Information supplied:
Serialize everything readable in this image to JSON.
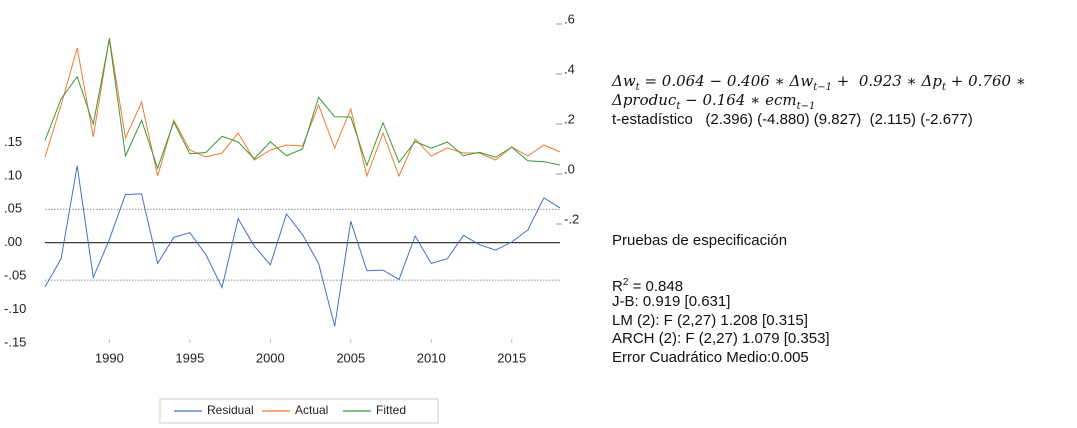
{
  "chart_data": {
    "type": "line",
    "x": [
      1986,
      1987,
      1988,
      1989,
      1990,
      1991,
      1992,
      1993,
      1994,
      1995,
      1996,
      1997,
      1998,
      1999,
      2000,
      2001,
      2002,
      2003,
      2004,
      2005,
      2006,
      2007,
      2008,
      2009,
      2010,
      2011,
      2012,
      2013,
      2014,
      2015,
      2016,
      2017,
      2018
    ],
    "xlim": [
      1986,
      2018
    ],
    "xticks": [
      1990,
      1995,
      2000,
      2005,
      2010,
      2015
    ],
    "ylim": [
      -0.15,
      0.333
    ],
    "yticks": [
      {
        "value": 0.15,
        "label": ".15"
      },
      {
        "value": 0.1,
        "label": ".10"
      },
      {
        "value": 0.05,
        "label": ".05"
      },
      {
        "value": 0,
        "label": ".00"
      },
      {
        "value": -0.05,
        "label": "-.05"
      },
      {
        "value": -0.1,
        "label": "-.10"
      },
      {
        "value": -0.15,
        "label": "-.15"
      }
    ],
    "y2lim": [
      -0.692,
      0.6
    ],
    "y2ticks": [
      {
        "value": 0.6,
        "label": ".6"
      },
      {
        "value": 0.4,
        "label": ".4"
      },
      {
        "value": 0.2,
        "label": ".2"
      },
      {
        "value": 0,
        "label": ".0"
      },
      {
        "value": -0.2,
        "label": "-.2"
      }
    ],
    "hlines": [
      {
        "value": 0,
        "style": "solid"
      },
      {
        "value": 0.05,
        "style": "dotted"
      },
      {
        "value": -0.056,
        "style": "dotted"
      }
    ],
    "series": [
      {
        "name": "Residual",
        "color": "#4472c4",
        "axis": "y",
        "values": [
          -0.066,
          -0.024,
          0.115,
          -0.052,
          0.005,
          0.072,
          0.073,
          -0.031,
          0.008,
          0.015,
          -0.018,
          -0.067,
          0.036,
          -0.005,
          -0.033,
          0.043,
          0.012,
          -0.031,
          -0.125,
          0.032,
          -0.042,
          -0.041,
          -0.055,
          0.01,
          -0.031,
          -0.024,
          0.011,
          -0.003,
          -0.011,
          0.001,
          0.019,
          0.067,
          0.052
        ]
      },
      {
        "name": "Actual",
        "color": "#ed7d31",
        "axis": "y2",
        "values": [
          0.052,
          0.26,
          0.488,
          0.132,
          0.528,
          0.128,
          0.272,
          -0.024,
          0.2,
          0.08,
          0.052,
          0.068,
          0.148,
          0.04,
          0.08,
          0.1,
          0.096,
          0.26,
          0.088,
          0.244,
          -0.024,
          0.148,
          -0.024,
          0.124,
          0.056,
          0.088,
          0.068,
          0.068,
          0.04,
          0.092,
          0.056,
          0.1,
          0.072
        ]
      },
      {
        "name": "Fitted",
        "color": "#3a9a3a",
        "axis": "y2",
        "values": [
          0.118,
          0.284,
          0.373,
          0.184,
          0.523,
          0.056,
          0.199,
          0.007,
          0.192,
          0.065,
          0.07,
          0.135,
          0.112,
          0.045,
          0.113,
          0.057,
          0.084,
          0.291,
          0.213,
          0.212,
          0.018,
          0.189,
          0.031,
          0.114,
          0.087,
          0.112,
          0.057,
          0.071,
          0.051,
          0.091,
          0.037,
          0.033,
          0.02
        ]
      }
    ]
  },
  "equation": {
    "line1": [
      {
        "text": "Δw",
        "sub": "t"
      },
      {
        "text": " = 0.064 − 0.406 ∗ Δw",
        "sub": "t−1"
      },
      {
        "text": " +  0.923 ∗ Δp",
        "sub": "t"
      },
      {
        "text": " + 0.760 ∗"
      }
    ],
    "line2": [
      {
        "text": "Δproduc",
        "sub": "t"
      },
      {
        "text": " − 0.164 ∗ ecm",
        "sub": "t−1"
      }
    ],
    "t_stats": "t-estadístico   (2.396) (-4.880) (9.827)  (2.115) (-2.677)"
  },
  "tests": {
    "title": "Pruebas de especificación",
    "r2": {
      "base": "R",
      "sup": "2",
      "text": " = 0.848"
    },
    "lines": [
      "J-B: 0.919 [0.631]",
      "LM (2): F (2,27) 1.208 [0.315]",
      "ARCH (2): F (2,27) 1.079 [0.353]",
      "Error Cuadrático Medio:0.005"
    ]
  }
}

To be done: Find each line in the records holding the string "color" and show it.

Final answer:
        "color": "#4472c4",
        "color": "#ed7d31",
        "color": "#3a9a3a",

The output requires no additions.